> **RECORDS FOR THE TASK**
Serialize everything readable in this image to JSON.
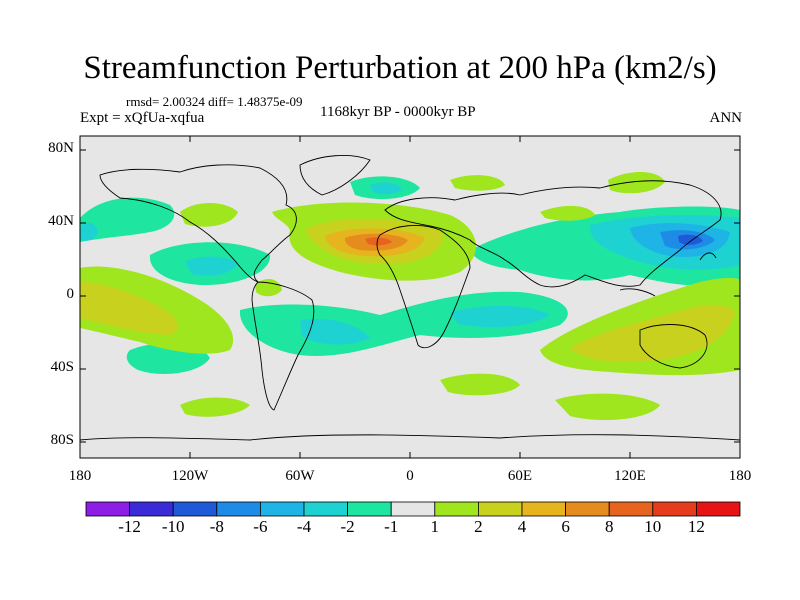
{
  "title": "Streamfunction Perturbation at 200 hPa (km2/s)",
  "stats": "rmsd= 2.00324 diff= 1.48375e-09",
  "expt": "Expt = xQfUa-xqfua",
  "period": "1168kyr BP - 0000kyr BP",
  "season": "ANN",
  "lat_labels": [
    "80N",
    "40N",
    "0",
    "40S",
    "80S"
  ],
  "lon_labels": [
    "180",
    "120W",
    "60W",
    "0",
    "60E",
    "120E",
    "180"
  ],
  "colorbar": {
    "labels": [
      "-12",
      "-10",
      "-8",
      "-6",
      "-4",
      "-2",
      "-1",
      "1",
      "2",
      "4",
      "6",
      "8",
      "10",
      "12"
    ],
    "colors": [
      "#8c1ee6",
      "#3a2ad8",
      "#1e5ad8",
      "#1e8ce6",
      "#1eb4e6",
      "#1ed2d2",
      "#1ee6a0",
      "#e6e6e6",
      "#a0e61e",
      "#c8d21e",
      "#e6b41e",
      "#e68c1e",
      "#e6641e",
      "#e63c1e",
      "#e61414"
    ]
  },
  "icons": {
    "map": "world-map-icon"
  }
}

> **TASK BRIEF**
What you return should match the records above word for word, minus the pictures.

> **ANSWER FOR THE TASK**
Serialize everything readable in this image to JSON.
{
  "title": "Streamfunction Perturbation at 200 hPa (km2/s)",
  "stats": "rmsd= 2.00324 diff= 1.48375e-09",
  "expt": "Expt = xQfUa-xqfua",
  "period": "1168kyr BP - 0000kyr BP",
  "season": "ANN",
  "lat_labels": [
    "80N",
    "40N",
    "0",
    "40S",
    "80S"
  ],
  "lon_labels": [
    "180",
    "120W",
    "60W",
    "0",
    "60E",
    "120E",
    "180"
  ],
  "colorbar": {
    "labels": [
      "-12",
      "-10",
      "-8",
      "-6",
      "-4",
      "-2",
      "-1",
      "1",
      "2",
      "4",
      "6",
      "8",
      "10",
      "12"
    ],
    "colors": [
      "#8c1ee6",
      "#3a2ad8",
      "#1e5ad8",
      "#1e8ce6",
      "#1eb4e6",
      "#1ed2d2",
      "#1ee6a0",
      "#e6e6e6",
      "#a0e61e",
      "#c8d21e",
      "#e6b41e",
      "#e68c1e",
      "#e6641e",
      "#e63c1e",
      "#e61414"
    ]
  },
  "icons": {
    "map": "world-map-icon"
  }
}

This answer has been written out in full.